Figure collection entries
· · · · ·
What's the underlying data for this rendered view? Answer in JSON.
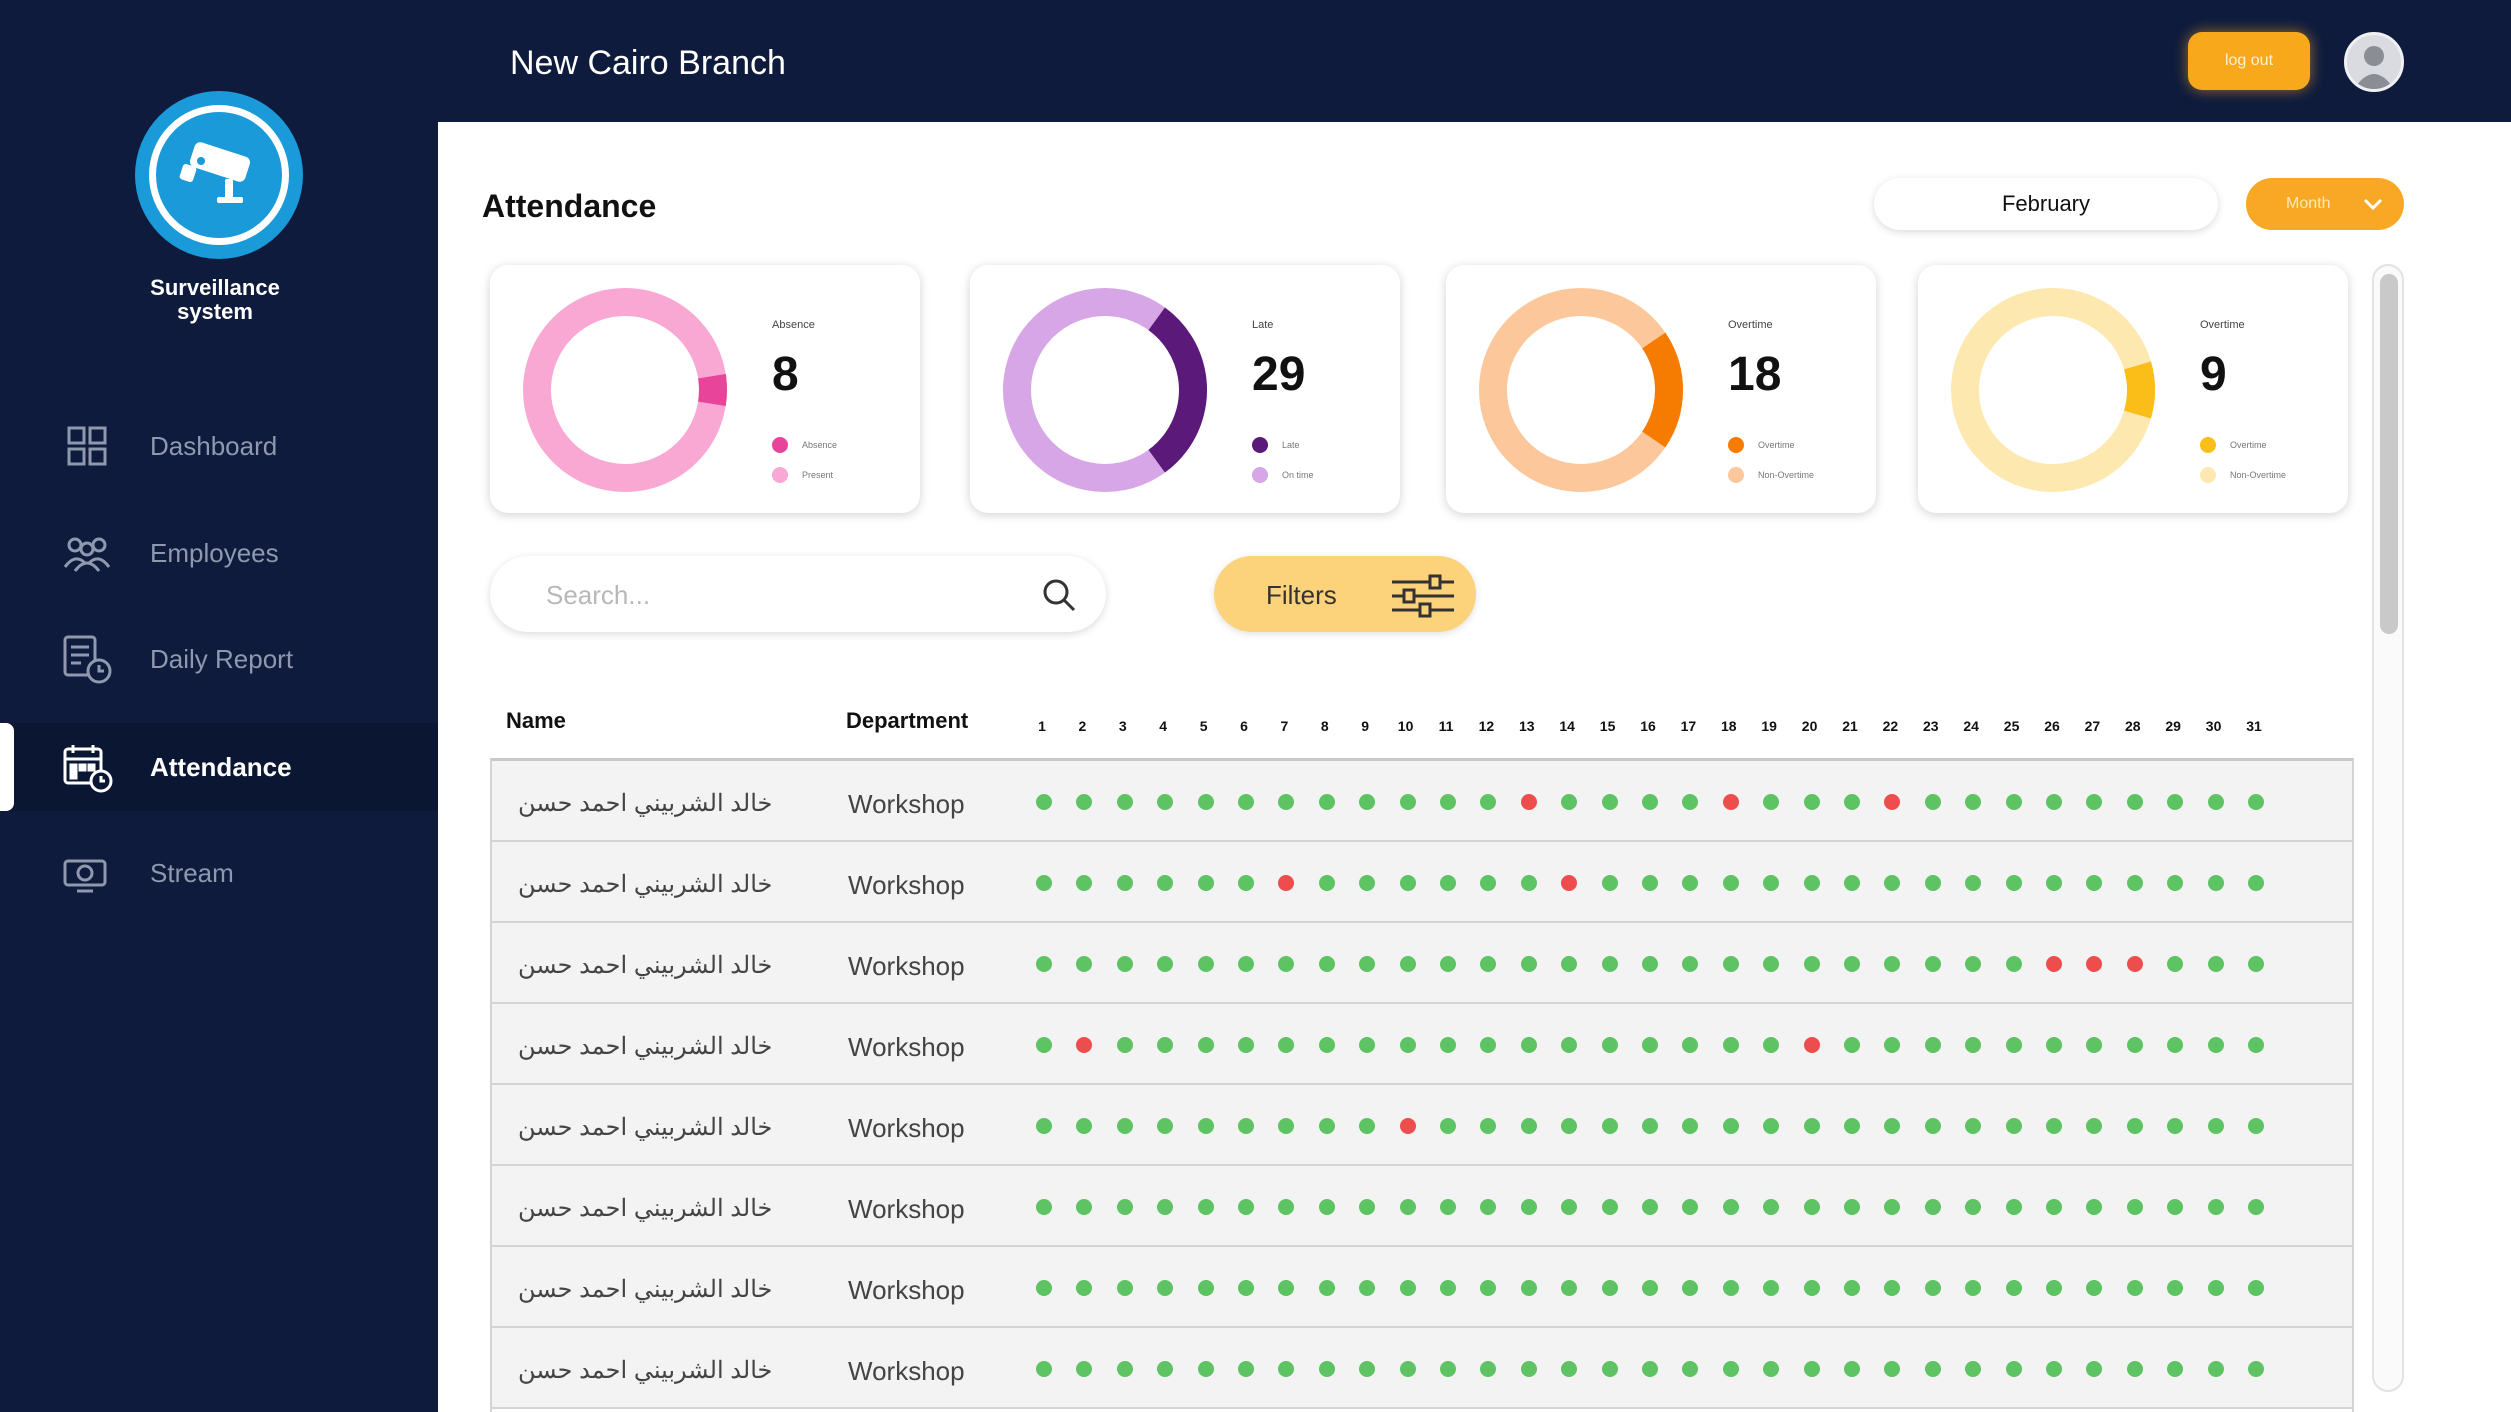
{
  "brand": {
    "name": "Surveillance system",
    "logo_icon": "security-camera-icon"
  },
  "sidebar": {
    "items": [
      {
        "label": "Dashboard",
        "icon": "dashboard-icon",
        "active": false
      },
      {
        "label": "Employees",
        "icon": "employees-icon",
        "active": false
      },
      {
        "label": "Daily Report",
        "icon": "daily-report-icon",
        "active": false
      },
      {
        "label": "Attendance",
        "icon": "attendance-calendar-icon",
        "active": true
      },
      {
        "label": "Stream",
        "icon": "stream-camera-icon",
        "active": false
      }
    ]
  },
  "header": {
    "branch": "New Cairo Branch",
    "logout_label": "log out",
    "avatar_icon": "user-avatar-icon"
  },
  "main": {
    "title": "Attendance",
    "month": "February",
    "period_label": "Month",
    "stats": [
      {
        "label": "Absence",
        "value": "8",
        "color": "#e8449a",
        "track": "#f9a8d4",
        "fraction": 0.05,
        "legend": [
          "Absence",
          "Present"
        ]
      },
      {
        "label": "Late",
        "value": "29",
        "color": "#5b1a7a",
        "track": "#d7a6e6",
        "fraction": 0.3,
        "legend": [
          "Late",
          "On time"
        ]
      },
      {
        "label": "Overtime",
        "value": "18",
        "color": "#f57c00",
        "track": "#fcc79a",
        "fraction": 0.19,
        "legend": [
          "Overtime",
          "Non-Overtime"
        ]
      },
      {
        "label": "Overtime",
        "value": "9",
        "color": "#fbbd17",
        "track": "#fde9b0",
        "fraction": 0.09,
        "legend": [
          "Overtime",
          "Non-Overtime"
        ]
      }
    ],
    "search_placeholder": "Search...",
    "filters_label": "Filters",
    "table": {
      "headers": {
        "name": "Name",
        "department": "Department"
      },
      "days": [
        "1",
        "2",
        "3",
        "4",
        "5",
        "6",
        "7",
        "8",
        "9",
        "10",
        "11",
        "12",
        "13",
        "14",
        "15",
        "16",
        "17",
        "18",
        "19",
        "20",
        "21",
        "22",
        "23",
        "24",
        "25",
        "26",
        "27",
        "28",
        "29",
        "30",
        "31"
      ],
      "rows": [
        {
          "name": "خالد الشربيني احمد حسن",
          "department": "Workshop",
          "absent_days": [
            13,
            18,
            22
          ]
        },
        {
          "name": "خالد الشربيني احمد حسن",
          "department": "Workshop",
          "absent_days": [
            7,
            14
          ]
        },
        {
          "name": "خالد الشربيني احمد حسن",
          "department": "Workshop",
          "absent_days": [
            26,
            27,
            28
          ]
        },
        {
          "name": "خالد الشربيني احمد حسن",
          "department": "Workshop",
          "absent_days": [
            2,
            20
          ]
        },
        {
          "name": "خالد الشربيني احمد حسن",
          "department": "Workshop",
          "absent_days": [
            10
          ]
        },
        {
          "name": "خالد الشربيني احمد حسن",
          "department": "Workshop",
          "absent_days": []
        },
        {
          "name": "خالد الشربيني احمد حسن",
          "department": "Workshop",
          "absent_days": []
        },
        {
          "name": "خالد الشربيني احمد حسن",
          "department": "Workshop",
          "absent_days": []
        }
      ],
      "colors": {
        "present": "#5ec362",
        "absent": "#ee4d4d"
      }
    }
  }
}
· · · · ·
Instructions to follow: Reproduce all of the material above word for word. Omit the pictures.

Task result:
What's the underlying data for this rendered view? Answer in JSON.
{
  "brand": {
    "name": "Surveillance system",
    "logo_icon": "security-camera-icon"
  },
  "sidebar": {
    "items": [
      {
        "label": "Dashboard",
        "icon": "dashboard-icon",
        "active": false
      },
      {
        "label": "Employees",
        "icon": "employees-icon",
        "active": false
      },
      {
        "label": "Daily Report",
        "icon": "daily-report-icon",
        "active": false
      },
      {
        "label": "Attendance",
        "icon": "attendance-calendar-icon",
        "active": true
      },
      {
        "label": "Stream",
        "icon": "stream-camera-icon",
        "active": false
      }
    ]
  },
  "header": {
    "branch": "New Cairo Branch",
    "logout_label": "log out",
    "avatar_icon": "user-avatar-icon"
  },
  "main": {
    "title": "Attendance",
    "month": "February",
    "period_label": "Month",
    "stats": [
      {
        "label": "Absence",
        "value": "8",
        "color": "#e8449a",
        "track": "#f9a8d4",
        "fraction": 0.05,
        "legend": [
          "Absence",
          "Present"
        ]
      },
      {
        "label": "Late",
        "value": "29",
        "color": "#5b1a7a",
        "track": "#d7a6e6",
        "fraction": 0.3,
        "legend": [
          "Late",
          "On time"
        ]
      },
      {
        "label": "Overtime",
        "value": "18",
        "color": "#f57c00",
        "track": "#fcc79a",
        "fraction": 0.19,
        "legend": [
          "Overtime",
          "Non-Overtime"
        ]
      },
      {
        "label": "Overtime",
        "value": "9",
        "color": "#fbbd17",
        "track": "#fde9b0",
        "fraction": 0.09,
        "legend": [
          "Overtime",
          "Non-Overtime"
        ]
      }
    ],
    "search_placeholder": "Search...",
    "filters_label": "Filters",
    "table": {
      "headers": {
        "name": "Name",
        "department": "Department"
      },
      "days": [
        "1",
        "2",
        "3",
        "4",
        "5",
        "6",
        "7",
        "8",
        "9",
        "10",
        "11",
        "12",
        "13",
        "14",
        "15",
        "16",
        "17",
        "18",
        "19",
        "20",
        "21",
        "22",
        "23",
        "24",
        "25",
        "26",
        "27",
        "28",
        "29",
        "30",
        "31"
      ],
      "rows": [
        {
          "name": "خالد الشربيني احمد حسن",
          "department": "Workshop",
          "absent_days": [
            13,
            18,
            22
          ]
        },
        {
          "name": "خالد الشربيني احمد حسن",
          "department": "Workshop",
          "absent_days": [
            7,
            14
          ]
        },
        {
          "name": "خالد الشربيني احمد حسن",
          "department": "Workshop",
          "absent_days": [
            26,
            27,
            28
          ]
        },
        {
          "name": "خالد الشربيني احمد حسن",
          "department": "Workshop",
          "absent_days": [
            2,
            20
          ]
        },
        {
          "name": "خالد الشربيني احمد حسن",
          "department": "Workshop",
          "absent_days": [
            10
          ]
        },
        {
          "name": "خالد الشربيني احمد حسن",
          "department": "Workshop",
          "absent_days": []
        },
        {
          "name": "خالد الشربيني احمد حسن",
          "department": "Workshop",
          "absent_days": []
        },
        {
          "name": "خالد الشربيني احمد حسن",
          "department": "Workshop",
          "absent_days": []
        }
      ],
      "colors": {
        "present": "#5ec362",
        "absent": "#ee4d4d"
      }
    }
  }
}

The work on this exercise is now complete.